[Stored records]

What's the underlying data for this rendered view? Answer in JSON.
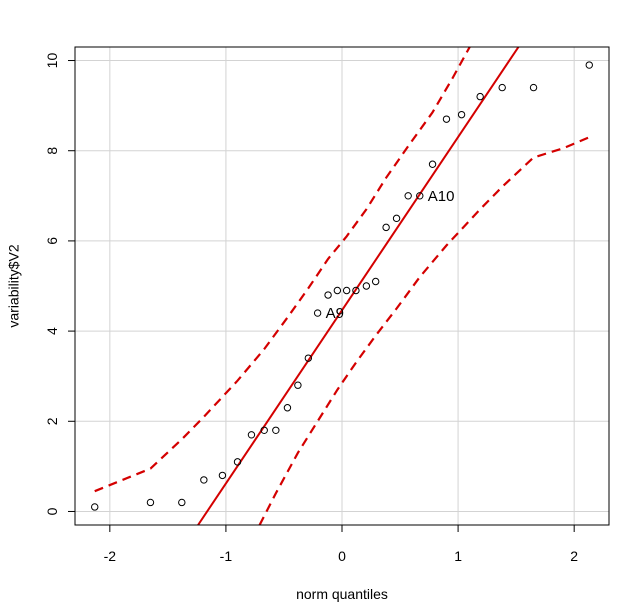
{
  "chart_data": {
    "type": "scatter",
    "title": "",
    "xlabel": "norm quantiles",
    "ylabel": "variability$V2",
    "xlim": [
      -2.3,
      2.3
    ],
    "ylim": [
      -0.3,
      10.3
    ],
    "x_ticks": [
      -2,
      -1,
      0,
      1,
      2
    ],
    "y_ticks": [
      0,
      2,
      4,
      6,
      8,
      10
    ],
    "x_tick_labels": [
      "-2",
      "-1",
      "0",
      "1",
      "2"
    ],
    "y_tick_labels": [
      "0",
      "2",
      "4",
      "6",
      "8",
      "10"
    ],
    "grid": true,
    "points": [
      {
        "x": -2.13,
        "y": 0.1
      },
      {
        "x": -1.65,
        "y": 0.2
      },
      {
        "x": -1.38,
        "y": 0.2
      },
      {
        "x": -1.19,
        "y": 0.7
      },
      {
        "x": -1.03,
        "y": 0.8
      },
      {
        "x": -0.9,
        "y": 1.1
      },
      {
        "x": -0.78,
        "y": 1.7
      },
      {
        "x": -0.67,
        "y": 1.8
      },
      {
        "x": -0.57,
        "y": 1.8
      },
      {
        "x": -0.47,
        "y": 2.3
      },
      {
        "x": -0.38,
        "y": 2.8
      },
      {
        "x": -0.29,
        "y": 3.4
      },
      {
        "x": -0.21,
        "y": 4.4
      },
      {
        "x": -0.12,
        "y": 4.8
      },
      {
        "x": -0.04,
        "y": 4.9
      },
      {
        "x": 0.04,
        "y": 4.9
      },
      {
        "x": 0.12,
        "y": 4.9
      },
      {
        "x": 0.21,
        "y": 5.0
      },
      {
        "x": 0.29,
        "y": 5.1
      },
      {
        "x": 0.38,
        "y": 6.3
      },
      {
        "x": 0.47,
        "y": 6.5
      },
      {
        "x": 0.57,
        "y": 7.0
      },
      {
        "x": 0.67,
        "y": 7.0
      },
      {
        "x": 0.78,
        "y": 7.7
      },
      {
        "x": 0.9,
        "y": 8.7
      },
      {
        "x": 1.03,
        "y": 8.8
      },
      {
        "x": 1.19,
        "y": 9.2
      },
      {
        "x": 1.38,
        "y": 9.4
      },
      {
        "x": 1.65,
        "y": 9.4
      },
      {
        "x": 2.13,
        "y": 9.9
      }
    ],
    "point_labels": [
      {
        "text": "A9",
        "x": -0.21,
        "y": 4.4
      },
      {
        "text": "A10",
        "x": 0.67,
        "y": 7.0
      }
    ],
    "reference_line": {
      "x": [
        -1.24,
        1.52
      ],
      "y": [
        -0.3,
        10.3
      ],
      "color": "#d40000"
    },
    "confidence_band": {
      "color": "#d40000",
      "upper": [
        {
          "x": -2.13,
          "y": 0.45
        },
        {
          "x": -1.65,
          "y": 0.95
        },
        {
          "x": -1.38,
          "y": 1.6
        },
        {
          "x": -1.19,
          "y": 2.1
        },
        {
          "x": -0.9,
          "y": 2.9
        },
        {
          "x": -0.67,
          "y": 3.6
        },
        {
          "x": -0.47,
          "y": 4.3
        },
        {
          "x": -0.29,
          "y": 4.95
        },
        {
          "x": -0.12,
          "y": 5.6
        },
        {
          "x": 0.04,
          "y": 6.1
        },
        {
          "x": 0.21,
          "y": 6.7
        },
        {
          "x": 0.38,
          "y": 7.4
        },
        {
          "x": 0.57,
          "y": 8.1
        },
        {
          "x": 0.78,
          "y": 8.85
        },
        {
          "x": 0.95,
          "y": 9.6
        },
        {
          "x": 1.1,
          "y": 10.3
        }
      ],
      "lower": [
        {
          "x": -0.71,
          "y": -0.3
        },
        {
          "x": -0.57,
          "y": 0.4
        },
        {
          "x": -0.38,
          "y": 1.3
        },
        {
          "x": -0.21,
          "y": 2.0
        },
        {
          "x": -0.04,
          "y": 2.7
        },
        {
          "x": 0.12,
          "y": 3.3
        },
        {
          "x": 0.29,
          "y": 3.9
        },
        {
          "x": 0.47,
          "y": 4.5
        },
        {
          "x": 0.67,
          "y": 5.2
        },
        {
          "x": 0.9,
          "y": 5.9
        },
        {
          "x": 1.19,
          "y": 6.7
        },
        {
          "x": 1.38,
          "y": 7.2
        },
        {
          "x": 1.65,
          "y": 7.85
        },
        {
          "x": 1.9,
          "y": 8.05
        },
        {
          "x": 2.13,
          "y": 8.3
        }
      ]
    }
  }
}
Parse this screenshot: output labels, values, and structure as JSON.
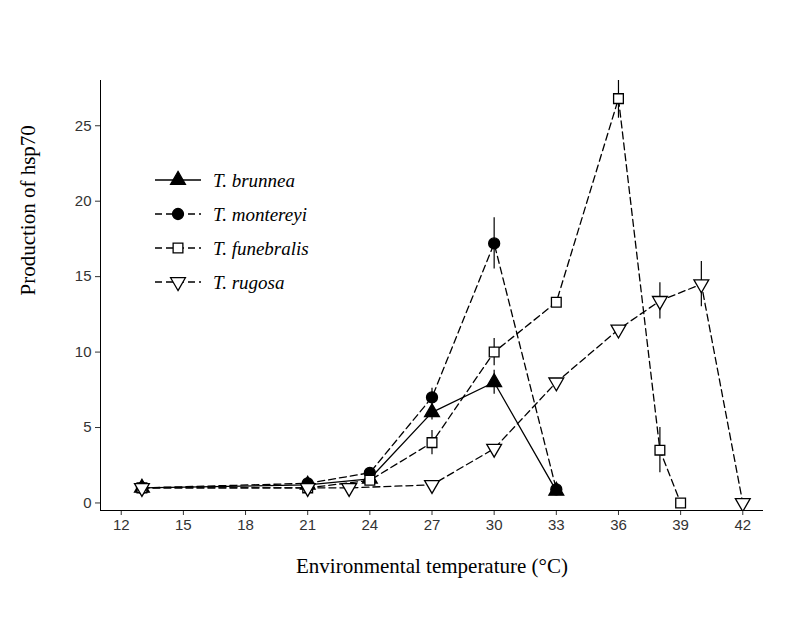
{
  "chart_data": {
    "type": "line",
    "x_label": "Environmental temperature (°C)",
    "y_label": "Production of hsp70",
    "xlim": [
      11,
      43
    ],
    "xticks": [
      12,
      15,
      18,
      21,
      24,
      27,
      30,
      33,
      36,
      39,
      42
    ],
    "ylim": [
      -0.5,
      28
    ],
    "yticks": [
      0,
      5,
      10,
      15,
      20,
      25
    ],
    "grid": false,
    "legend": "upper left",
    "series": [
      {
        "name": "T. brunnea",
        "color": "#000000",
        "marker": "triangle",
        "line_style": "solid",
        "x": [
          13,
          21,
          24,
          27,
          30,
          33
        ],
        "values": [
          1,
          1.2,
          1.6,
          6,
          8,
          0.8
        ],
        "errors": [
          null,
          null,
          null,
          0.5,
          0.8,
          null
        ]
      },
      {
        "name": "T. montereyi",
        "color": "#000000",
        "marker": "circle",
        "line_style": "dashed",
        "x": [
          13,
          21,
          24,
          27,
          30,
          33
        ],
        "values": [
          1,
          1.3,
          2,
          7,
          17.2,
          0.9
        ],
        "errors": [
          null,
          null,
          null,
          0.6,
          1.7,
          null
        ]
      },
      {
        "name": "T. funebralis",
        "color": "#000000",
        "marker": "square-open",
        "line_style": "dashed",
        "x": [
          13,
          21,
          24,
          27,
          30,
          33,
          36,
          38,
          39
        ],
        "values": [
          1,
          1,
          1.5,
          4,
          10,
          13.3,
          26.8,
          3.5,
          0
        ],
        "errors": [
          null,
          null,
          null,
          0.8,
          0.9,
          null,
          1.3,
          1.5,
          null
        ]
      },
      {
        "name": "T. rugosa",
        "color": "#000000",
        "marker": "triangle-down-open",
        "line_style": "dashed",
        "x": [
          13,
          21,
          23,
          27,
          30,
          33,
          36,
          38,
          40,
          42
        ],
        "values": [
          1,
          1,
          1,
          1.2,
          3.6,
          8,
          11.5,
          13.4,
          14.5,
          0
        ],
        "errors": [
          null,
          null,
          null,
          null,
          null,
          null,
          null,
          1.2,
          1.5,
          null
        ]
      }
    ]
  }
}
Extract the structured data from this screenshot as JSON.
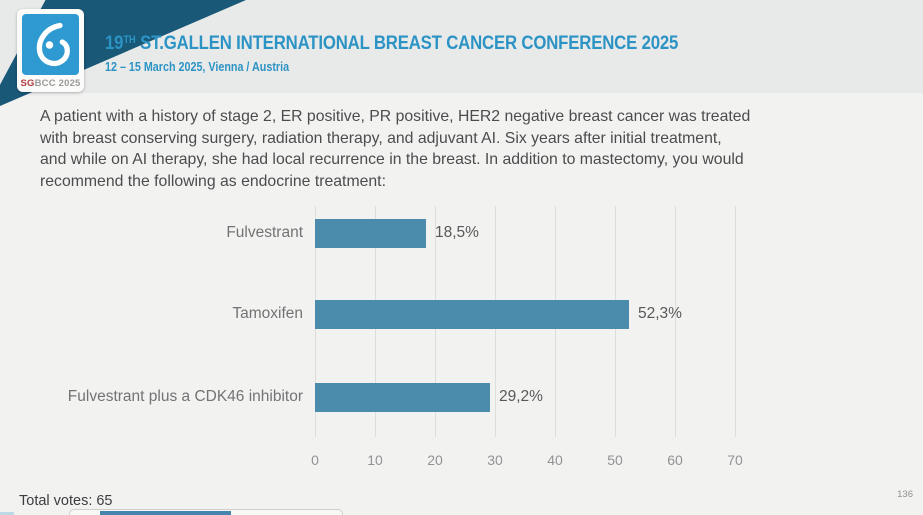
{
  "header": {
    "title_prefix": "19",
    "title_sup": "TH",
    "title_rest": " ST.GALLEN INTERNATIONAL BREAST CANCER CONFERENCE 2025",
    "subtitle": "12 – 15 March 2025, Vienna / Austria",
    "logo": {
      "icon": "sgbcc-drop-icon",
      "badge_sg": "SG",
      "badge_rest": "BCC 2025"
    }
  },
  "question": {
    "lines": [
      "A patient with a history of stage 2, ER positive, PR positive, HER2 negative breast cancer was treated",
      "with breast conserving surgery, radiation therapy, and adjuvant AI.  Six years after initial treatment,",
      "and while on AI therapy, she had local recurrence in the breast.  In addition to mastectomy, you would",
      "recommend the following as endocrine treatment:"
    ]
  },
  "chart_data": {
    "type": "bar",
    "orientation": "horizontal",
    "categories": [
      "Fulvestrant",
      "Tamoxifen",
      "Fulvestrant plus a CDK46 inhibitor"
    ],
    "values": [
      18.5,
      52.3,
      29.2
    ],
    "value_labels": [
      "18,5%",
      "52,3%",
      "29,2%"
    ],
    "x_ticks": [
      0,
      10,
      20,
      30,
      40,
      50,
      60,
      70
    ],
    "xlim": [
      0,
      70
    ],
    "grid": true,
    "legend": false,
    "title": "",
    "xlabel": "",
    "ylabel": "",
    "bar_color": "#4b8cad"
  },
  "footer": {
    "total_votes": "Total votes: 65",
    "page_number": "136"
  },
  "colors": {
    "accent_blue": "#2c93c5",
    "banner_navy": "#1a5878",
    "bar": "#4b8cad",
    "logo_blue": "#2e9ad1",
    "sg_red": "#b03a3f",
    "header_bg": "#e8e9e9",
    "body_bg": "#f2f2f1"
  }
}
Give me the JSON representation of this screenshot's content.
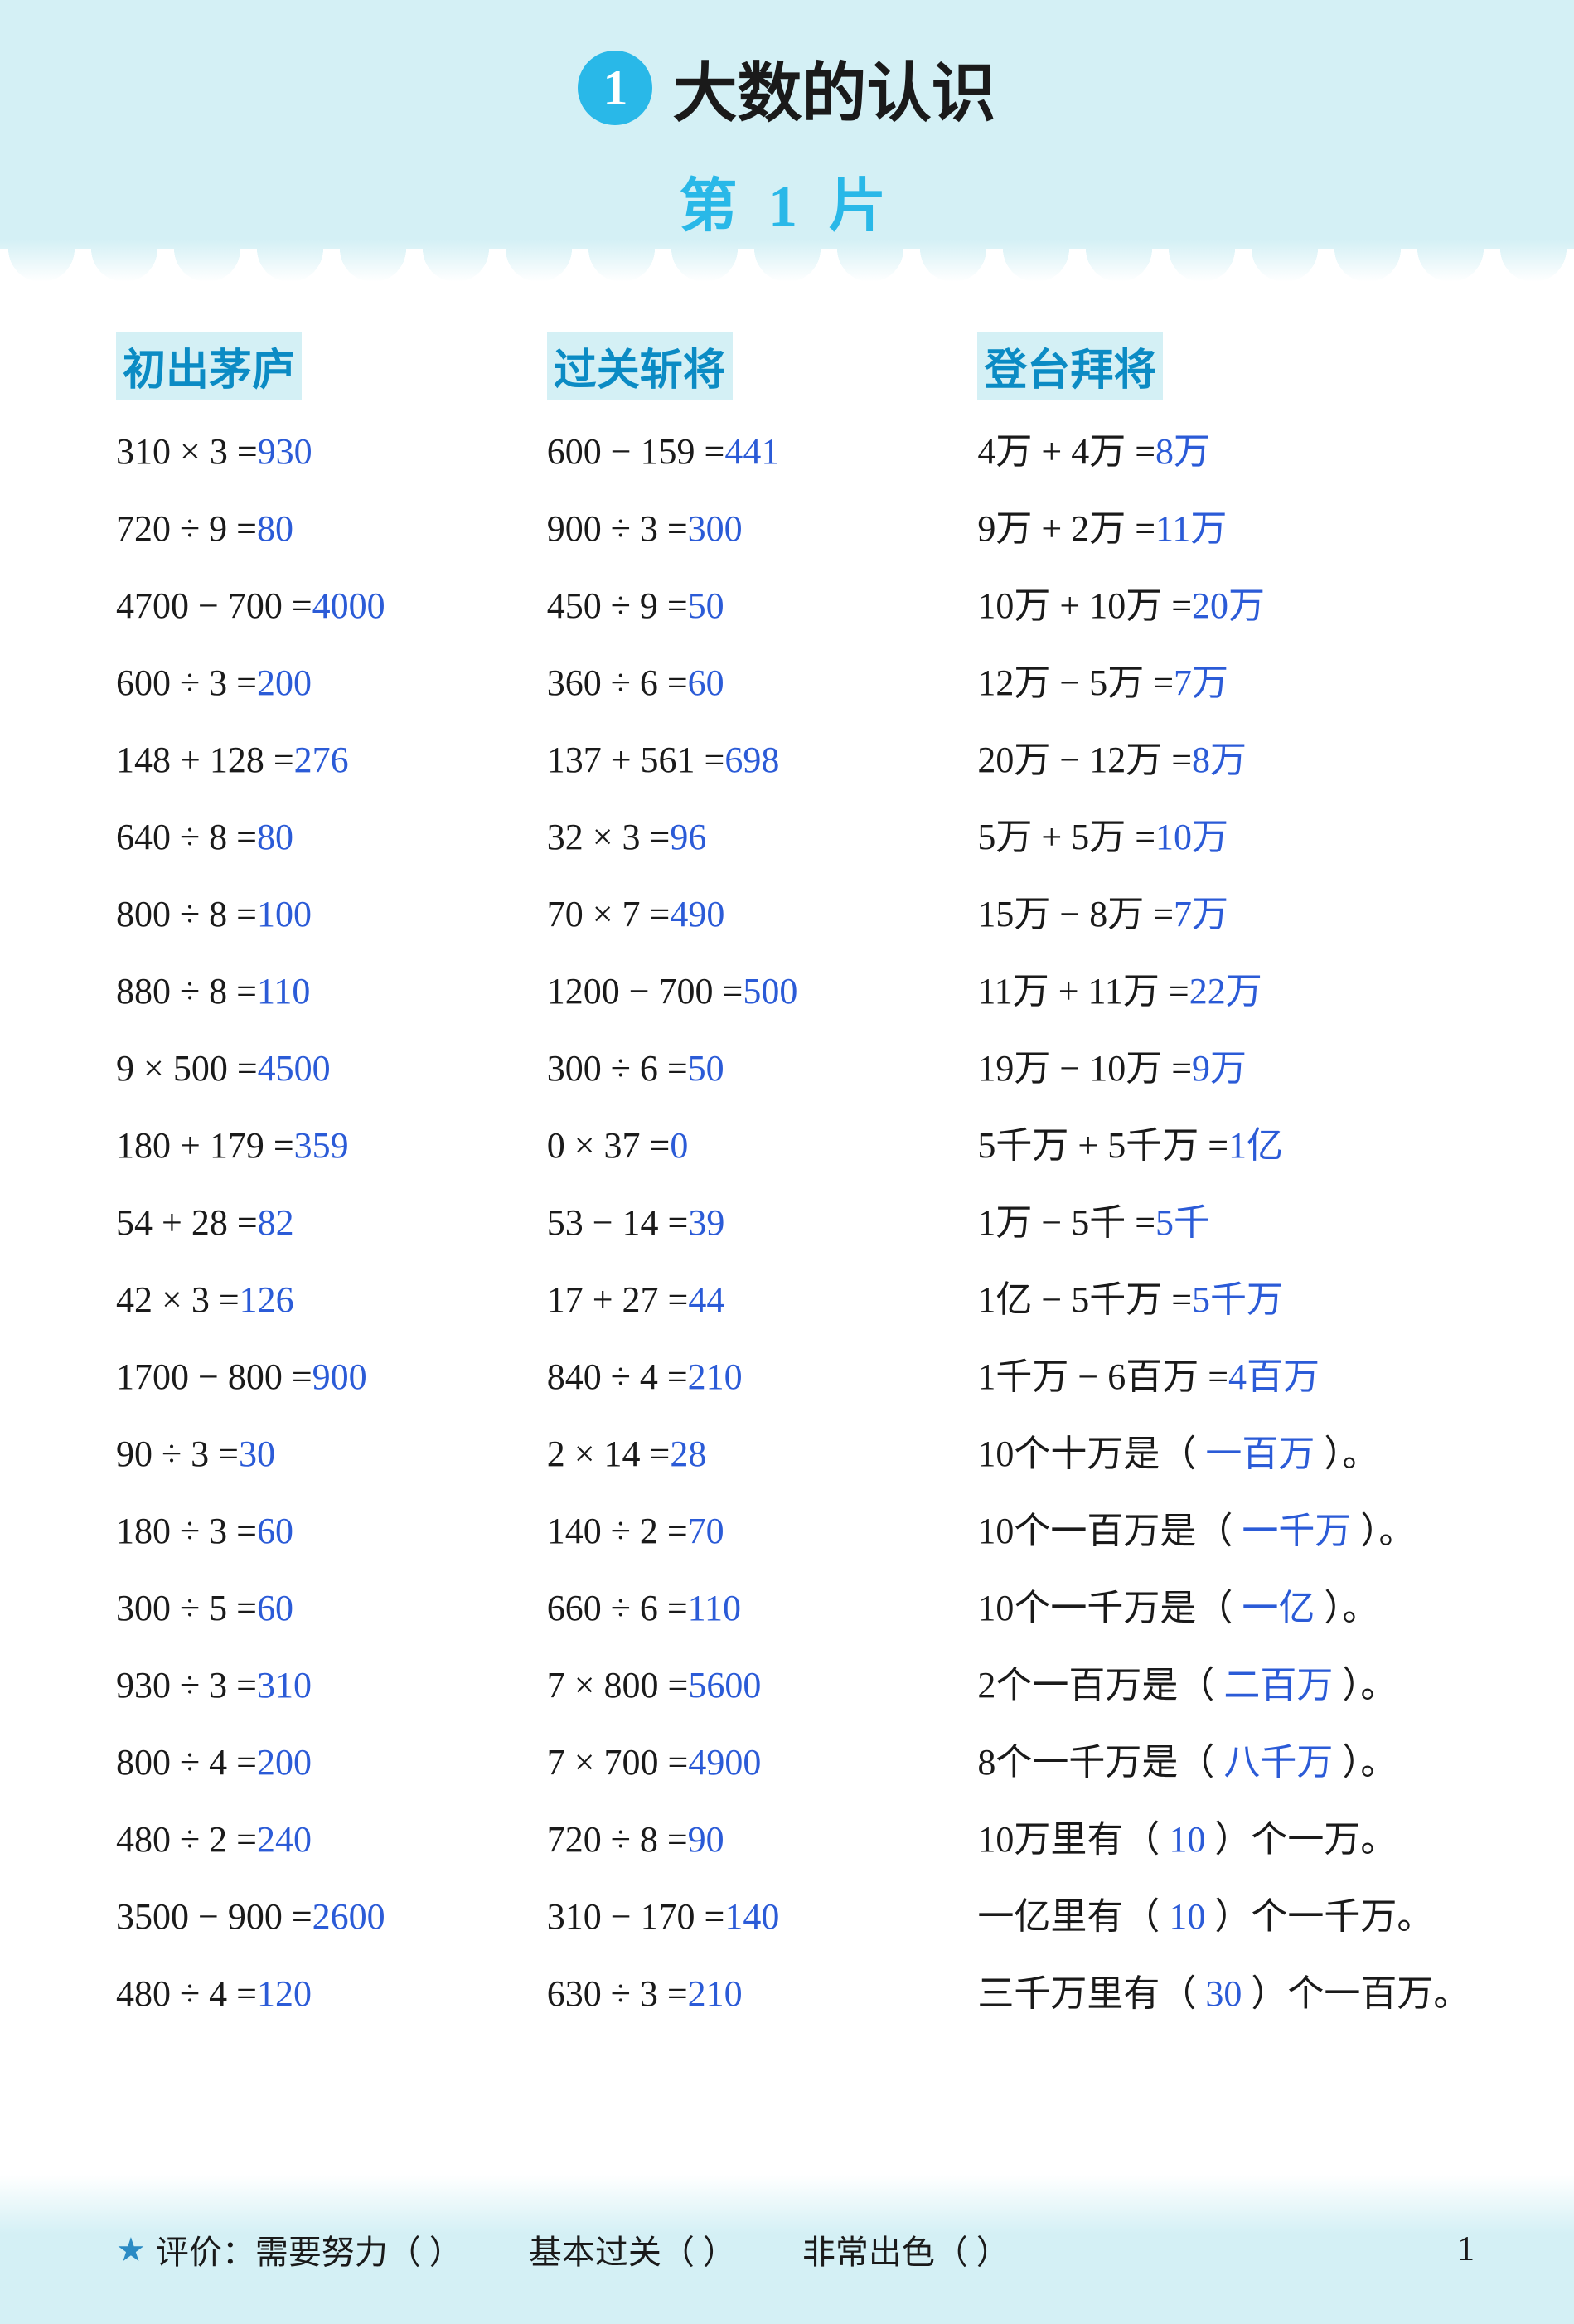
{
  "chapter": {
    "number": "1",
    "title": "大数的认识",
    "subtitle": "第 1 片"
  },
  "columns": {
    "col1": {
      "header": "初出茅庐",
      "rows": [
        {
          "q": "310 × 3 =",
          "a": "930"
        },
        {
          "q": "720 ÷ 9 =",
          "a": "80"
        },
        {
          "q": "4700 − 700 =",
          "a": "4000"
        },
        {
          "q": "600 ÷ 3 =",
          "a": "200"
        },
        {
          "q": "148 + 128 =",
          "a": "276"
        },
        {
          "q": "640 ÷ 8 =",
          "a": "80"
        },
        {
          "q": "800 ÷ 8 =",
          "a": "100"
        },
        {
          "q": "880 ÷ 8 =",
          "a": "110"
        },
        {
          "q": "9 × 500 =",
          "a": "4500"
        },
        {
          "q": "180 + 179 =",
          "a": "359"
        },
        {
          "q": "54 + 28 =",
          "a": "82"
        },
        {
          "q": "42 × 3 =",
          "a": "126"
        },
        {
          "q": "1700 − 800 =",
          "a": "900"
        },
        {
          "q": "90 ÷ 3 =",
          "a": "30"
        },
        {
          "q": "180 ÷ 3 =",
          "a": "60"
        },
        {
          "q": "300 ÷ 5 =",
          "a": "60"
        },
        {
          "q": "930 ÷ 3 =",
          "a": "310"
        },
        {
          "q": "800 ÷ 4 =",
          "a": "200"
        },
        {
          "q": "480 ÷ 2 =",
          "a": "240"
        },
        {
          "q": "3500 − 900 =",
          "a": "2600"
        },
        {
          "q": "480 ÷ 4 =",
          "a": "120"
        }
      ]
    },
    "col2": {
      "header": "过关斩将",
      "rows": [
        {
          "q": "600 − 159 =",
          "a": "441"
        },
        {
          "q": "900 ÷ 3 =",
          "a": "300"
        },
        {
          "q": "450 ÷ 9 =",
          "a": "50"
        },
        {
          "q": "360 ÷ 6 =",
          "a": "60"
        },
        {
          "q": "137 + 561 =",
          "a": "698"
        },
        {
          "q": "32 × 3 =",
          "a": "96"
        },
        {
          "q": "70 × 7 =",
          "a": "490"
        },
        {
          "q": "1200 − 700 =",
          "a": "500"
        },
        {
          "q": "300 ÷ 6 =",
          "a": "50"
        },
        {
          "q": "0 × 37 =",
          "a": "0"
        },
        {
          "q": "53 − 14 =",
          "a": "39"
        },
        {
          "q": "17 + 27 =",
          "a": "44"
        },
        {
          "q": "840 ÷ 4 =",
          "a": "210"
        },
        {
          "q": "2 × 14 =",
          "a": "28"
        },
        {
          "q": "140 ÷ 2 =",
          "a": "70"
        },
        {
          "q": "660 ÷ 6 =",
          "a": "110"
        },
        {
          "q": "7 × 800 =",
          "a": "5600"
        },
        {
          "q": "7 × 700 =",
          "a": "4900"
        },
        {
          "q": "720 ÷ 8 =",
          "a": "90"
        },
        {
          "q": "310 − 170 =",
          "a": "140"
        },
        {
          "q": "630 ÷ 3 =",
          "a": "210"
        }
      ]
    },
    "col3": {
      "header": "登台拜将",
      "rows": [
        {
          "type": "eq",
          "q": "4万 + 4万 =",
          "a": "8万"
        },
        {
          "type": "eq",
          "q": "9万 + 2万 =",
          "a": "11万"
        },
        {
          "type": "eq",
          "q": "10万 + 10万 =",
          "a": "20万"
        },
        {
          "type": "eq",
          "q": "12万 − 5万 =",
          "a": "7万"
        },
        {
          "type": "eq",
          "q": "20万 − 12万 =",
          "a": "8万"
        },
        {
          "type": "eq",
          "q": "5万 + 5万 =",
          "a": "10万"
        },
        {
          "type": "eq",
          "q": "15万 − 8万 =",
          "a": "7万"
        },
        {
          "type": "eq",
          "q": "11万 + 11万 =",
          "a": "22万"
        },
        {
          "type": "eq",
          "q": "19万 − 10万 =",
          "a": "9万"
        },
        {
          "type": "eq",
          "q": "5千万 + 5千万 =",
          "a": "1亿"
        },
        {
          "type": "eq",
          "q": "1万 − 5千 =",
          "a": "5千"
        },
        {
          "type": "eq",
          "q": "1亿 − 5千万 =",
          "a": "5千万"
        },
        {
          "type": "eq",
          "q": "1千万 − 6百万 =",
          "a": "4百万"
        },
        {
          "type": "fill",
          "pre": "10个十万是（",
          "a": "一百万",
          "post": "）。"
        },
        {
          "type": "fill",
          "pre": "10个一百万是（",
          "a": "一千万",
          "post": "）。"
        },
        {
          "type": "fill",
          "pre": "10个一千万是（",
          "a": "一亿",
          "post": "）。"
        },
        {
          "type": "fill",
          "pre": "2个一百万是（",
          "a": "二百万",
          "post": "）。"
        },
        {
          "type": "fill",
          "pre": "8个一千万是（",
          "a": "八千万",
          "post": "）。"
        },
        {
          "type": "fill",
          "pre": "10万里有（",
          "a": "10",
          "post": "）个一万。"
        },
        {
          "type": "fill",
          "pre": "一亿里有（",
          "a": "10",
          "post": "）个一千万。"
        },
        {
          "type": "fill",
          "pre": "三千万里有（",
          "a": "30",
          "post": "）个一百万。"
        }
      ]
    }
  },
  "footer": {
    "label": "评价：",
    "items": [
      {
        "text": "需要努力（",
        "close": "）"
      },
      {
        "text": "基本过关（",
        "close": "）"
      },
      {
        "text": "非常出色（",
        "close": "）"
      }
    ],
    "page": "1"
  },
  "colors": {
    "header_bg": "#d4f0f5",
    "badge_bg": "#29b8e8",
    "subtitle": "#29b8e8",
    "col_header": "#0b8bc4",
    "answer": "#2b5bd7",
    "text": "#1a1a1a"
  }
}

• To be done: Copy out each line of the listing that holds "screenshot".

• The output:
Parse this screenshot: output labels, values, and structure as JSON.
Extract the structured data from this screenshot as JSON.
Give me the JSON representation of this screenshot's content.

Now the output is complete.